* [What is required] Look in the data below for the line that contains "Extract all readable text from this page.". Copy that line and the remaining lines exactly.

++++++++

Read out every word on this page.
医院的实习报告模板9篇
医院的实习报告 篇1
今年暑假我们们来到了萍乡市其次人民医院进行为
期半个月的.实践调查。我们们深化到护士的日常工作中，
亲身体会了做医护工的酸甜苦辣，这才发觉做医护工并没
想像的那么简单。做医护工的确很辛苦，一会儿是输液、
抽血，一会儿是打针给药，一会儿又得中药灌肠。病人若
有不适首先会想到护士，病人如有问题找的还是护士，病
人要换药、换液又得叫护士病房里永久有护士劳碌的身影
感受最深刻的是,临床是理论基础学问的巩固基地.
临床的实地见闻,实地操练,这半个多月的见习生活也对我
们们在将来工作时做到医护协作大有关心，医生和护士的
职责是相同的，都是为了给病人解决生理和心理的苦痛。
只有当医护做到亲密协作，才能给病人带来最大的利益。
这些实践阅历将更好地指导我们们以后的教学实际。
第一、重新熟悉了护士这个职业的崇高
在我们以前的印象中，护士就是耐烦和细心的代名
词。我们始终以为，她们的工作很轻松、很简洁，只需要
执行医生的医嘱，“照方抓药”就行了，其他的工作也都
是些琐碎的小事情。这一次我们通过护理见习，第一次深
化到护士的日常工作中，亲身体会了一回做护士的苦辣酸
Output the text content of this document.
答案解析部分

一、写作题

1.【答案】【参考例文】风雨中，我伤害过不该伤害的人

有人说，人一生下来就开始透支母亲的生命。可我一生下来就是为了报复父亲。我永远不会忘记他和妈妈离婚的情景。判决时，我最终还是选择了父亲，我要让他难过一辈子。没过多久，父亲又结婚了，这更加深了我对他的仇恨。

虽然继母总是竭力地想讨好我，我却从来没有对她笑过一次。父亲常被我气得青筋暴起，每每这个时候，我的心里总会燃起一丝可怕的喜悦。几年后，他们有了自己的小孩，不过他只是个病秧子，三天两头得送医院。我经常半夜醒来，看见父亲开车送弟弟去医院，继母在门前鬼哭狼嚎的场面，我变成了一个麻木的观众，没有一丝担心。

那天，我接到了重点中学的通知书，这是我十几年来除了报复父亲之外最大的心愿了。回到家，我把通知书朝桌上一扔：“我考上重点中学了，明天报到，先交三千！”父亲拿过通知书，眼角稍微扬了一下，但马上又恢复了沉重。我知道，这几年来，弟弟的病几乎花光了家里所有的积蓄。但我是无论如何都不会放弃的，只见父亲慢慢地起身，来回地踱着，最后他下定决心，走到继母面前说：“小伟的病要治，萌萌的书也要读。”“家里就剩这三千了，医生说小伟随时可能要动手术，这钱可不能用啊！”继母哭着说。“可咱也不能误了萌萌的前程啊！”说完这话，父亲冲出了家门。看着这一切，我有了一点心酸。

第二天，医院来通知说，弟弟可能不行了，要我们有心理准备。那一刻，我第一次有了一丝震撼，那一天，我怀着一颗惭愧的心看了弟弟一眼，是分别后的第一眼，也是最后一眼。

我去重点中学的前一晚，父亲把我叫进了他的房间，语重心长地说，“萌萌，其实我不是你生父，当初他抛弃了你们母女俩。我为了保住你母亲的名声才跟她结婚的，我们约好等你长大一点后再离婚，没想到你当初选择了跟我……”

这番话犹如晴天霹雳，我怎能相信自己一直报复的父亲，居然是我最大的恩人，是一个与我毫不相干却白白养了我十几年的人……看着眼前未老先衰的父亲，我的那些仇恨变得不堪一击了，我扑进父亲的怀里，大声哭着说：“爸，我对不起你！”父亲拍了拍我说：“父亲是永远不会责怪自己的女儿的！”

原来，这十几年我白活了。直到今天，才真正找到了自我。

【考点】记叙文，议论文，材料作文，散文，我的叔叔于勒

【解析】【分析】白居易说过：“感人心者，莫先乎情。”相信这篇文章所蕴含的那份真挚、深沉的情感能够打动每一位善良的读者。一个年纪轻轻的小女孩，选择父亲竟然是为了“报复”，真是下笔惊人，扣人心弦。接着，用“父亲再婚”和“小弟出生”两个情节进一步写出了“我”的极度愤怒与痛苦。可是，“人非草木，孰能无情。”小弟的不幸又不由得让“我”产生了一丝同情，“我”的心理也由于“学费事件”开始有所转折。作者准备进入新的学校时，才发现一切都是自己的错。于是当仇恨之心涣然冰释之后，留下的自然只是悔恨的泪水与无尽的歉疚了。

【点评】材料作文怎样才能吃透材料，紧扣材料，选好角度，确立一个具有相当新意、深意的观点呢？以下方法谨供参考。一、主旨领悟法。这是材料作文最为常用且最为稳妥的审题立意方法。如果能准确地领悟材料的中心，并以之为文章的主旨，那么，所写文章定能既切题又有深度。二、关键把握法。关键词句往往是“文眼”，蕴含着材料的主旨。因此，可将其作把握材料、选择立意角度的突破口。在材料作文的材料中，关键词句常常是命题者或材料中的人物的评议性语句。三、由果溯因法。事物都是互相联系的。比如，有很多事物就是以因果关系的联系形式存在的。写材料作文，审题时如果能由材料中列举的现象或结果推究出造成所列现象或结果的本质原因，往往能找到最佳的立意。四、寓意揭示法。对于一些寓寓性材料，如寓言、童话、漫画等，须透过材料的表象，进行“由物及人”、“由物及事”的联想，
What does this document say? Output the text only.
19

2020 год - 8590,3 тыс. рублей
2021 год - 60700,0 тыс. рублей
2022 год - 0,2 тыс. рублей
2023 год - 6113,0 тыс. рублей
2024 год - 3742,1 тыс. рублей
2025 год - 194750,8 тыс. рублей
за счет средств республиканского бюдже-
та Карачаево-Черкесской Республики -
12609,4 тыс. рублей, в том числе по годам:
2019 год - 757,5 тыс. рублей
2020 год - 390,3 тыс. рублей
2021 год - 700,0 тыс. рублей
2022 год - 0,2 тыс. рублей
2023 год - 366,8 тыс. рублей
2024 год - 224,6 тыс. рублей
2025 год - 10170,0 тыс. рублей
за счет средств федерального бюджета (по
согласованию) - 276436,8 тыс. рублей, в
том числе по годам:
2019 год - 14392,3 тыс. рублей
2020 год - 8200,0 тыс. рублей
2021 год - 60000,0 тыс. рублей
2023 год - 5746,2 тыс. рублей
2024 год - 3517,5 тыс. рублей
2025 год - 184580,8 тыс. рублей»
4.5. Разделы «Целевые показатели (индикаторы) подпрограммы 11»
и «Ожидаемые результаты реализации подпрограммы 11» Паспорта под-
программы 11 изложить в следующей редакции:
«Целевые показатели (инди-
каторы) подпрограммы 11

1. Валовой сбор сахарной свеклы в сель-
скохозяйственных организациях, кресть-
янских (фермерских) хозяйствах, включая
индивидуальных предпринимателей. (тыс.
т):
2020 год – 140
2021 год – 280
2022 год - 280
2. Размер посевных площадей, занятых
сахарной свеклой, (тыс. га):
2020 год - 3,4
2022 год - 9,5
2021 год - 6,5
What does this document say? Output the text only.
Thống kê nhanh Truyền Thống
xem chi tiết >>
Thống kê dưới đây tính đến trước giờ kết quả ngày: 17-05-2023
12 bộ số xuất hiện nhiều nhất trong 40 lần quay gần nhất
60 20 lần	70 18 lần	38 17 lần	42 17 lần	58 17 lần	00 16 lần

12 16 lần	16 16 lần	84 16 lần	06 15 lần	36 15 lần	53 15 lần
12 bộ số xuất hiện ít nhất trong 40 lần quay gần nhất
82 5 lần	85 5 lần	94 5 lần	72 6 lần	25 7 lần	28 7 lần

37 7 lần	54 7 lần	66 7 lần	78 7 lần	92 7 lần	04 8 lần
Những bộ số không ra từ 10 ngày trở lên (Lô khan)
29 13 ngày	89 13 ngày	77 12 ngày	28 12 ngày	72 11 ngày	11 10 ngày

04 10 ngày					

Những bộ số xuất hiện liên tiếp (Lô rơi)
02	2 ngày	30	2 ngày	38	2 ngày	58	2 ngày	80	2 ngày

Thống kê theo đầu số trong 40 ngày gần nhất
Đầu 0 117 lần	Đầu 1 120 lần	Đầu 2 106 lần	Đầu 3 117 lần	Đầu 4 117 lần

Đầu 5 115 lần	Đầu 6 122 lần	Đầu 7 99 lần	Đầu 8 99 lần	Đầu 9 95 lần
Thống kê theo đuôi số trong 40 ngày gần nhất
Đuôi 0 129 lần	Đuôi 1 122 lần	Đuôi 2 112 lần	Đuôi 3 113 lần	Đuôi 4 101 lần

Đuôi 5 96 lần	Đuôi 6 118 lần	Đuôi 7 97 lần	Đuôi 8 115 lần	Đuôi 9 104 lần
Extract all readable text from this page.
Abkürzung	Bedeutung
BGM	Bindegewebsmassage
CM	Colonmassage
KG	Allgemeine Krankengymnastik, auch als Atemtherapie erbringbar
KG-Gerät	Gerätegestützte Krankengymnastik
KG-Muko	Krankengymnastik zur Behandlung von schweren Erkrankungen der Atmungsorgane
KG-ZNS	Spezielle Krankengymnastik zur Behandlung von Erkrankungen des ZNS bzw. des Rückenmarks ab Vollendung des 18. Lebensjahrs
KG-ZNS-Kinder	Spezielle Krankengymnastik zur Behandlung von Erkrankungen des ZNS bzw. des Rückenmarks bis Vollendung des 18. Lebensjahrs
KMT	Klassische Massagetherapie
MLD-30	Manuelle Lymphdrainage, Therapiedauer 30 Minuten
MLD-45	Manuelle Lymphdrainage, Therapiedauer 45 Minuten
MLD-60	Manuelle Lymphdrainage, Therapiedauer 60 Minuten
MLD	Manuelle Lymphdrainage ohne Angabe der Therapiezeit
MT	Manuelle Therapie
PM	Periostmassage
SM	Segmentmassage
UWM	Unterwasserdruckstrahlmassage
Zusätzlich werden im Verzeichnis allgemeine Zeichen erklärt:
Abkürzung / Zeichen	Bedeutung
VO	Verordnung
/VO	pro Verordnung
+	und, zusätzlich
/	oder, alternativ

++++++++

* [Complete answer]
Extract all readable text from this page.
Abkürzung	Bedeutung
BGM	Bindegewebsmassage
CM	Colonmassage
KG	Allgemeine Krankengymnastik, auch als Atemtherapie erbringbar
KG-Gerät	Gerätegestützte Krankengymnastik
KG-Muko	Krankengymnastik zur Behandlung von schweren Erkrankungen der Atmungsorgane
KG-ZNS	Spezielle Krankengymnastik zur Behandlung von Erkrankungen des ZNS bzw. des Rückenmarks ab Vollendung des 18. Lebensjahrs
KG-ZNS-Kinder	Spezielle Krankengymnastik zur Behandlung von Erkrankungen des ZNS bzw. des Rückenmarks bis Vollendung des 18. Lebensjahrs
KMT	Klassische Massagetherapie
MLD-30	Manuelle Lymphdrainage, Therapiedauer 30 Minuten
MLD-45	Manuelle Lymphdrainage, Therapiedauer 45 Minuten
MLD-60	Manuelle Lymphdrainage, Therapiedauer 60 Minuten
MLD	Manuelle Lymphdrainage ohne Angabe der Therapiezeit
MT	Manuelle Therapie
PM	Periostmassage
SM	Segmentmassage
UWM	Unterwasserdruckstrahlmassage
Zusätzlich werden im Verzeichnis allgemeine Zeichen erklärt:
Abkürzung / Zeichen	Bedeutung
VO	Verordnung
/VO	pro Verordnung
+	und, zusätzlich
/	oder, alternativ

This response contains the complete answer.